Entries with figure data
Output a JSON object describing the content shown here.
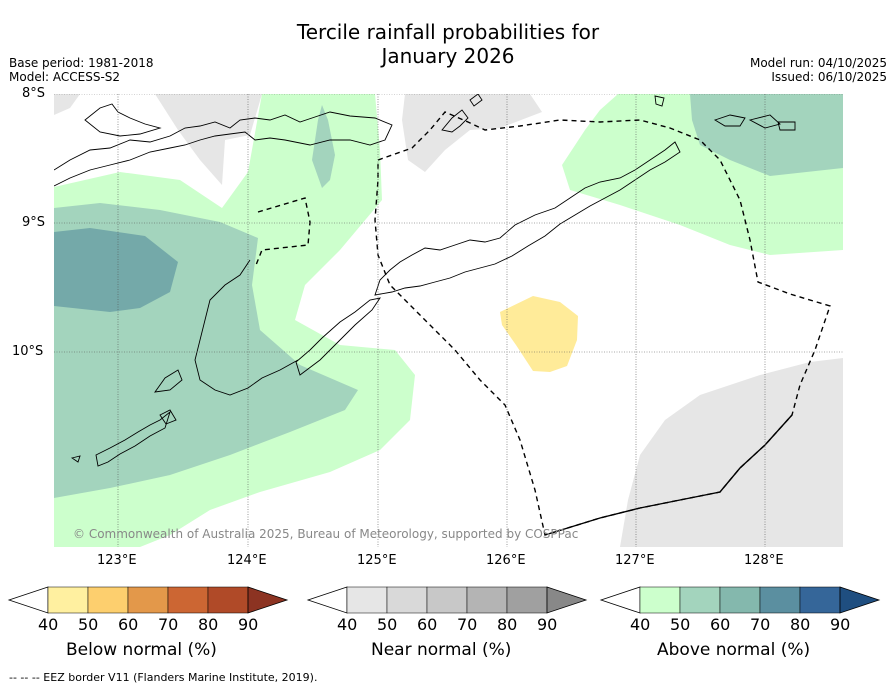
{
  "title": {
    "line1": "Tercile rainfall probabilities for",
    "line2": "January 2026"
  },
  "meta": {
    "base_period": "Base period: 1981-2018",
    "model": "Model: ACCESS-S2",
    "model_run": "Model run: 04/10/2025",
    "issued": "Issued: 06/10/2025"
  },
  "axes": {
    "lat_labels": [
      "8°S",
      "9°S",
      "10°S"
    ],
    "lon_labels": [
      "123°E",
      "124°E",
      "125°E",
      "126°E",
      "127°E",
      "128°E"
    ]
  },
  "copyright": "© Commonwealth of Australia 2025, Bureau of Meteorology, supported by COSPPac",
  "legends": {
    "ticks": [
      "40",
      "50",
      "60",
      "70",
      "80",
      "90"
    ],
    "below": {
      "title": "Below normal (%)",
      "colors": [
        "#fff0a0",
        "#fdcf6e",
        "#e3984a",
        "#cc6633",
        "#b04a28",
        "#8c3322"
      ]
    },
    "near": {
      "title": "Near normal (%)",
      "colors": [
        "#e6e6e6",
        "#d9d9d9",
        "#c8c8c8",
        "#b4b4b4",
        "#a0a0a0",
        "#888888"
      ]
    },
    "above": {
      "title": "Above normal (%)",
      "colors": [
        "#ccffcc",
        "#a3d4bd",
        "#84b8ad",
        "#5b8fa0",
        "#356699",
        "#1f4e80"
      ]
    }
  },
  "footnote": "--  --  -- EEZ border V11 (Flanders Marine Institute, 2019)."
}
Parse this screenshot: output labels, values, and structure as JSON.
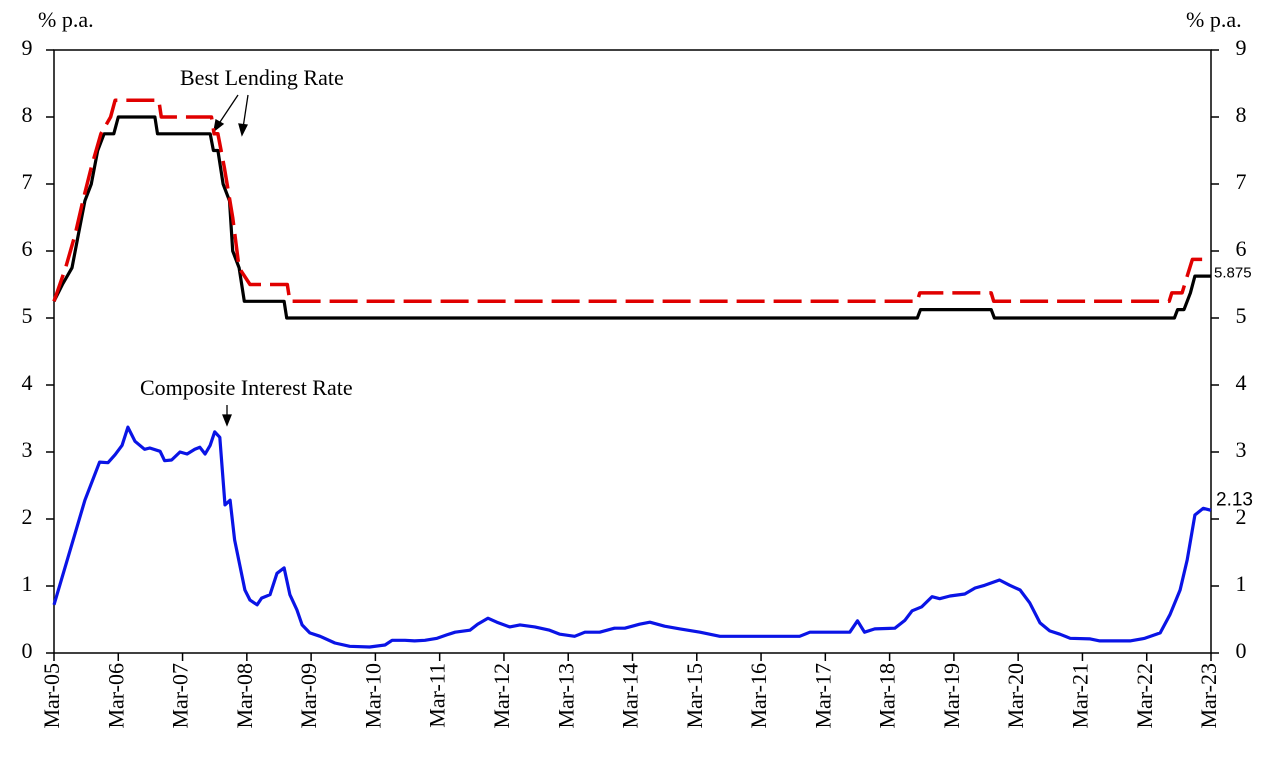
{
  "chart_data": {
    "type": "line",
    "y_label": "% p.a.",
    "y2_label": "% p.a.",
    "annotations": [
      "Best Lending Rate",
      "Composite Interest Rate"
    ],
    "xlim": [
      2005.17,
      2023.17
    ],
    "xticks": [
      {
        "value": 2005.17,
        "label": "Mar-05"
      },
      {
        "value": 2006.17,
        "label": "Mar-06"
      },
      {
        "value": 2007.17,
        "label": "Mar-07"
      },
      {
        "value": 2008.17,
        "label": "Mar-08"
      },
      {
        "value": 2009.17,
        "label": "Mar-09"
      },
      {
        "value": 2010.17,
        "label": "Mar-10"
      },
      {
        "value": 2011.17,
        "label": "Mar-11"
      },
      {
        "value": 2012.17,
        "label": "Mar-12"
      },
      {
        "value": 2013.17,
        "label": "Mar-13"
      },
      {
        "value": 2014.17,
        "label": "Mar-14"
      },
      {
        "value": 2015.17,
        "label": "Mar-15"
      },
      {
        "value": 2016.17,
        "label": "Mar-16"
      },
      {
        "value": 2017.17,
        "label": "Mar-17"
      },
      {
        "value": 2018.17,
        "label": "Mar-18"
      },
      {
        "value": 2019.17,
        "label": "Mar-19"
      },
      {
        "value": 2020.17,
        "label": "Mar-20"
      },
      {
        "value": 2021.17,
        "label": "Mar-21"
      },
      {
        "value": 2022.17,
        "label": "Mar-22"
      },
      {
        "value": 2023.17,
        "label": "Mar-23"
      }
    ],
    "ylim": [
      0,
      9
    ],
    "yticks": [
      0,
      1,
      2,
      3,
      4,
      5,
      6,
      7,
      8,
      9
    ],
    "y2lim": [
      0,
      9
    ],
    "y2ticks": [
      0,
      1,
      2,
      3,
      4,
      5,
      6,
      7,
      8,
      9
    ],
    "series": [
      {
        "color": "#000000",
        "dash": false,
        "x": [
          2005.17,
          2005.3,
          2005.45,
          2005.55,
          2005.65,
          2005.75,
          2005.85,
          2005.95,
          2006.1,
          2006.17,
          2006.74,
          2006.78,
          2007.6,
          2007.65,
          2007.72,
          2007.8,
          2007.9,
          2007.95,
          2008.05,
          2008.13,
          2008.75,
          2008.79,
          2018.6,
          2018.65,
          2019.75,
          2019.8,
          2022.6,
          2022.65,
          2022.75,
          2022.85,
          2022.92,
          2023.17
        ],
        "values": [
          5.25,
          5.5,
          5.75,
          6.25,
          6.75,
          7.0,
          7.5,
          7.75,
          7.75,
          8.0,
          8.0,
          7.75,
          7.75,
          7.5,
          7.5,
          7.0,
          6.75,
          6.0,
          5.75,
          5.25,
          5.25,
          5.0,
          5.0,
          5.125,
          5.125,
          5.0,
          5.0,
          5.125,
          5.125,
          5.375,
          5.625,
          5.625
        ]
      },
      {
        "color": "#e00000",
        "dash": true,
        "x": [
          2005.17,
          2005.35,
          2005.5,
          2005.62,
          2005.75,
          2005.9,
          2006.05,
          2006.12,
          2006.8,
          2006.84,
          2007.62,
          2007.66,
          2007.72,
          2007.82,
          2007.95,
          2008.05,
          2008.22,
          2008.8,
          2008.84,
          2018.6,
          2018.64,
          2019.75,
          2019.79,
          2022.52,
          2022.56,
          2022.72,
          2022.8,
          2022.88,
          2023.17
        ],
        "values": [
          5.25,
          5.75,
          6.25,
          6.75,
          7.25,
          7.75,
          8.0,
          8.25,
          8.25,
          8.0,
          8.0,
          7.75,
          7.75,
          7.25,
          6.5,
          5.75,
          5.5,
          5.5,
          5.25,
          5.25,
          5.375,
          5.375,
          5.25,
          5.25,
          5.375,
          5.375,
          5.625,
          5.875,
          5.875
        ]
      },
      {
        "color": "#0a14e6",
        "dash": false,
        "x": [
          2005.17,
          2005.65,
          2005.88,
          2006.01,
          2006.12,
          2006.23,
          2006.32,
          2006.43,
          2006.58,
          2006.66,
          2006.82,
          2006.89,
          2007.0,
          2007.13,
          2007.24,
          2007.36,
          2007.44,
          2007.52,
          2007.6,
          2007.67,
          2007.75,
          2007.83,
          2007.91,
          2007.98,
          2008.06,
          2008.14,
          2008.22,
          2008.33,
          2008.4,
          2008.53,
          2008.64,
          2008.75,
          2008.84,
          2008.95,
          2009.03,
          2009.15,
          2009.31,
          2009.54,
          2009.77,
          2010.08,
          2010.32,
          2010.43,
          2010.63,
          2010.78,
          2010.94,
          2011.13,
          2011.28,
          2011.41,
          2011.64,
          2011.76,
          2011.92,
          2012.06,
          2012.26,
          2012.42,
          2012.65,
          2012.88,
          2013.04,
          2013.27,
          2013.43,
          2013.66,
          2013.89,
          2014.05,
          2014.28,
          2014.44,
          2014.67,
          2014.91,
          2015.22,
          2015.53,
          2016.77,
          2016.93,
          2017.55,
          2017.67,
          2017.78,
          2017.94,
          2018.25,
          2018.41,
          2018.52,
          2018.67,
          2018.83,
          2018.95,
          2019.11,
          2019.34,
          2019.5,
          2019.65,
          2019.88,
          2020.04,
          2020.2,
          2020.35,
          2020.51,
          2020.66,
          2020.82,
          2020.98,
          2021.29,
          2021.44,
          2021.91,
          2022.14,
          2022.38,
          2022.53,
          2022.69,
          2022.8,
          2022.92,
          2023.05,
          2023.17
        ],
        "values": [
          0.72,
          2.28,
          2.85,
          2.84,
          2.96,
          3.1,
          3.37,
          3.16,
          3.04,
          3.06,
          3.01,
          2.87,
          2.88,
          3.0,
          2.97,
          3.04,
          3.07,
          2.97,
          3.1,
          3.3,
          3.22,
          2.21,
          2.28,
          1.69,
          1.31,
          0.94,
          0.79,
          0.72,
          0.82,
          0.87,
          1.19,
          1.27,
          0.87,
          0.64,
          0.42,
          0.3,
          0.25,
          0.15,
          0.1,
          0.09,
          0.12,
          0.19,
          0.19,
          0.18,
          0.19,
          0.22,
          0.27,
          0.31,
          0.34,
          0.43,
          0.52,
          0.46,
          0.39,
          0.42,
          0.39,
          0.34,
          0.28,
          0.25,
          0.31,
          0.31,
          0.37,
          0.37,
          0.43,
          0.46,
          0.4,
          0.36,
          0.31,
          0.25,
          0.25,
          0.31,
          0.31,
          0.48,
          0.31,
          0.36,
          0.37,
          0.49,
          0.63,
          0.69,
          0.84,
          0.81,
          0.85,
          0.88,
          0.97,
          1.01,
          1.09,
          1.01,
          0.94,
          0.75,
          0.45,
          0.33,
          0.28,
          0.22,
          0.21,
          0.18,
          0.18,
          0.22,
          0.3,
          0.57,
          0.94,
          1.39,
          2.06,
          2.16,
          2.13
        ]
      }
    ]
  }
}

INSTRUCTIONS FOR THE TASK
Every line containing the string "Model" must be listed.

EXPECTED ANSWER
    "model": "Model: ACCESS-S2",
    "model_run": "Model run: 04/10/2025",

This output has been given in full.